__Written request__
Convert the entries, from the first line through the line containing "annotation-badge: 4: [697, 1006, 743, 1081]", into a JSON list of strings with one string per line, leaving out any blank lines.

__Data to process__
________
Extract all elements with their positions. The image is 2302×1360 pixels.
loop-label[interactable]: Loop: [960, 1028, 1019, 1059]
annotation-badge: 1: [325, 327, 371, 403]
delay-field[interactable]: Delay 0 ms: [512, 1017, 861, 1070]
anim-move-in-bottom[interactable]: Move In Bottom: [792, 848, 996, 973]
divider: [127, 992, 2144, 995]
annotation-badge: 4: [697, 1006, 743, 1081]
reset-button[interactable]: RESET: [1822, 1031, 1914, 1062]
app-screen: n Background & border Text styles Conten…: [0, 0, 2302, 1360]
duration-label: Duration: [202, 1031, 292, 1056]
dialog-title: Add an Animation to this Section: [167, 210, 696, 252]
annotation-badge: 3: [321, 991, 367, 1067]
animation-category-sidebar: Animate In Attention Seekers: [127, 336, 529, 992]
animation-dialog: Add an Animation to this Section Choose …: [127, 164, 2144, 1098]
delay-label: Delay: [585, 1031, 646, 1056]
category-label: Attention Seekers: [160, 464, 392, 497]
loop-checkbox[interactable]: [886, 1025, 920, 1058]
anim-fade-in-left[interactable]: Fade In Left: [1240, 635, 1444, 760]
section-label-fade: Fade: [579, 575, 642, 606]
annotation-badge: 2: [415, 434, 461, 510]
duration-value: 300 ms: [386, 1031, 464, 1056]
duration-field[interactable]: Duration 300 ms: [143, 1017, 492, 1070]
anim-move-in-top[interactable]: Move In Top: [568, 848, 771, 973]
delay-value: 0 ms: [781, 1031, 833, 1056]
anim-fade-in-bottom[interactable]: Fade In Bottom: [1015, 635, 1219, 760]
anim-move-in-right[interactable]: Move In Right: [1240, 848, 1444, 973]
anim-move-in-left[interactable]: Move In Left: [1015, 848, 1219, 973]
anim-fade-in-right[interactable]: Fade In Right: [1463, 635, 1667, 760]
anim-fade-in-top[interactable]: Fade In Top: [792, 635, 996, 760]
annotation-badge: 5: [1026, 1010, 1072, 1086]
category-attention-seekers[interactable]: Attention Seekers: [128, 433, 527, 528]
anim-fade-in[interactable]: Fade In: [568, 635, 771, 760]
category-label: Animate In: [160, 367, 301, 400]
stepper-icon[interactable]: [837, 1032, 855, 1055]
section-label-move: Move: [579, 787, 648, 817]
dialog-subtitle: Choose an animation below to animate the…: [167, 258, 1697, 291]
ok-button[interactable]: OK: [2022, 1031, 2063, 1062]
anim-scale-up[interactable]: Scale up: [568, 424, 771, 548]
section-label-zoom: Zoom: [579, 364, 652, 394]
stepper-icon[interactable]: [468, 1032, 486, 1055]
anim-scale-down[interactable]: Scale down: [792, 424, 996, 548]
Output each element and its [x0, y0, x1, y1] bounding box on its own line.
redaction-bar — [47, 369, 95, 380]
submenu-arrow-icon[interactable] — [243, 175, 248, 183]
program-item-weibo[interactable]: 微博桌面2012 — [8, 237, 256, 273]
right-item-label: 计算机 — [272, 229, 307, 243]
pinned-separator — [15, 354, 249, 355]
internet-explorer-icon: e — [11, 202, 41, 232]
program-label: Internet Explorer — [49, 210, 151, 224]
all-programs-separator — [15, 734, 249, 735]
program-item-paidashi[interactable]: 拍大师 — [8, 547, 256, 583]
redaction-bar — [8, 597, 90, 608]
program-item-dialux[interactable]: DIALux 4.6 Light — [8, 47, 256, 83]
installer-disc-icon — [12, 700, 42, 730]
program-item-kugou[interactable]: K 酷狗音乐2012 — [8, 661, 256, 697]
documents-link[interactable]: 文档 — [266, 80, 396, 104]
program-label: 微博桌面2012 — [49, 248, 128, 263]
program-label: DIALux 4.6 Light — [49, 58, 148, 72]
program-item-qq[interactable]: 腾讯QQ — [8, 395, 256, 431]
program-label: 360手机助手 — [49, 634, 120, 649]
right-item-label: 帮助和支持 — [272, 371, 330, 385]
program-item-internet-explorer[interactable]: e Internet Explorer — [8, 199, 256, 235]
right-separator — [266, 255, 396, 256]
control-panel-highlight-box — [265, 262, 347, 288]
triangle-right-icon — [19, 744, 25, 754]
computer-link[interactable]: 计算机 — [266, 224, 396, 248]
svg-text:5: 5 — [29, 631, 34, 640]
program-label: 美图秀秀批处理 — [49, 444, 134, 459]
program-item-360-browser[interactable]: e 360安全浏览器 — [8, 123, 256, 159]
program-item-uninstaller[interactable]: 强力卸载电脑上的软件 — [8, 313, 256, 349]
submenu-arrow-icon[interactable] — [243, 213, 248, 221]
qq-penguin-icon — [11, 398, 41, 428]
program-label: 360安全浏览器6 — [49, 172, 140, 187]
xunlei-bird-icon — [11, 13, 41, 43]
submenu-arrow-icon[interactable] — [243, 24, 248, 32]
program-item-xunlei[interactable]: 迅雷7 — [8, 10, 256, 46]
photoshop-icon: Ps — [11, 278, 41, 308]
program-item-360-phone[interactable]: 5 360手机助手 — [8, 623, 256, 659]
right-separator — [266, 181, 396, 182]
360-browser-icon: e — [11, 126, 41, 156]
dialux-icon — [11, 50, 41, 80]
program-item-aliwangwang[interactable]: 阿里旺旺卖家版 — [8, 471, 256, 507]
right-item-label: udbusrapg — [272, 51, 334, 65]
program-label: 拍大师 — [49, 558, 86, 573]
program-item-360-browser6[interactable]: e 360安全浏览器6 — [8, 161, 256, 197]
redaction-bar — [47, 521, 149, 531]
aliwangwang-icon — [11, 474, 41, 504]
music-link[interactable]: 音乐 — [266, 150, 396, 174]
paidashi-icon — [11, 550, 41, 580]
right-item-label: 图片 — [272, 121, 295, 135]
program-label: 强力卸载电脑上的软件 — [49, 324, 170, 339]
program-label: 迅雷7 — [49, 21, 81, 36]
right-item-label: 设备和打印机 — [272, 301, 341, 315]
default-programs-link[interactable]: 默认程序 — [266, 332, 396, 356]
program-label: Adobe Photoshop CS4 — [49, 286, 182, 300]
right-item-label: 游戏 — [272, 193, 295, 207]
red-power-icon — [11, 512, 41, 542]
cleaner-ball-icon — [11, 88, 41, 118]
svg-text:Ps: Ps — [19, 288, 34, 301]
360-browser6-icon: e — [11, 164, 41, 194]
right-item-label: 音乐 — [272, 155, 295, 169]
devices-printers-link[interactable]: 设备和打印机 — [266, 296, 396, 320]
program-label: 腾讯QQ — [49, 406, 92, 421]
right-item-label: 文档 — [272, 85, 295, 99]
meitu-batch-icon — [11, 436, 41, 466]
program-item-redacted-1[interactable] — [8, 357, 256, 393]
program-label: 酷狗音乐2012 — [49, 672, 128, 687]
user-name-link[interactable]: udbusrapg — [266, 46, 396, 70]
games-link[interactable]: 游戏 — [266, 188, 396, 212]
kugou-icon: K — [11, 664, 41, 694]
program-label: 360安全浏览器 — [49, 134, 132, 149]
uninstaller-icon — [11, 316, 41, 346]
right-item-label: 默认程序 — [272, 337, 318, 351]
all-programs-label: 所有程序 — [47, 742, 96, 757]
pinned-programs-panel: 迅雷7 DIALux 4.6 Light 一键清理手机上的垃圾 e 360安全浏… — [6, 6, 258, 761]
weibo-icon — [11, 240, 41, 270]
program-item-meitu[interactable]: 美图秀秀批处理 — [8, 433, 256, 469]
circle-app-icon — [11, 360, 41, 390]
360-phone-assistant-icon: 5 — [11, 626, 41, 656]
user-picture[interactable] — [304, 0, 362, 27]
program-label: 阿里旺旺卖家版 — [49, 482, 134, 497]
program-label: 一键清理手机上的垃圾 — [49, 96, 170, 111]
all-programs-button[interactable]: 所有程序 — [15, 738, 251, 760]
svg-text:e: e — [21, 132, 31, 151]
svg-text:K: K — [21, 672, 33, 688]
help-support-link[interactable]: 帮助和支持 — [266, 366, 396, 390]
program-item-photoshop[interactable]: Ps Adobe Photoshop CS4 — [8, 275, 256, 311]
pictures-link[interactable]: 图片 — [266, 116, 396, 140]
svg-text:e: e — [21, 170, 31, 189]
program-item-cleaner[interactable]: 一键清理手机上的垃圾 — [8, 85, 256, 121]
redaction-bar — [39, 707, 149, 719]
________
__Finished task__
[
  "Extract all elements with their positions. The image is 2302×1360 pixels.",
  "loop-label[interactable]: Loop: [960, 1028, 1019, 1059]",
  "annotation-badge: 1: [325, 327, 371, 403]",
  "delay-field[interactable]: Delay 0 ms: [512, 1017, 861, 1070]",
  "anim-move-in-bottom[interactable]: Move In Bottom: [792, 848, 996, 973]",
  "divider: [127, 992, 2144, 995]",
  "annotation-badge: 4: [697, 1006, 743, 1081]"
]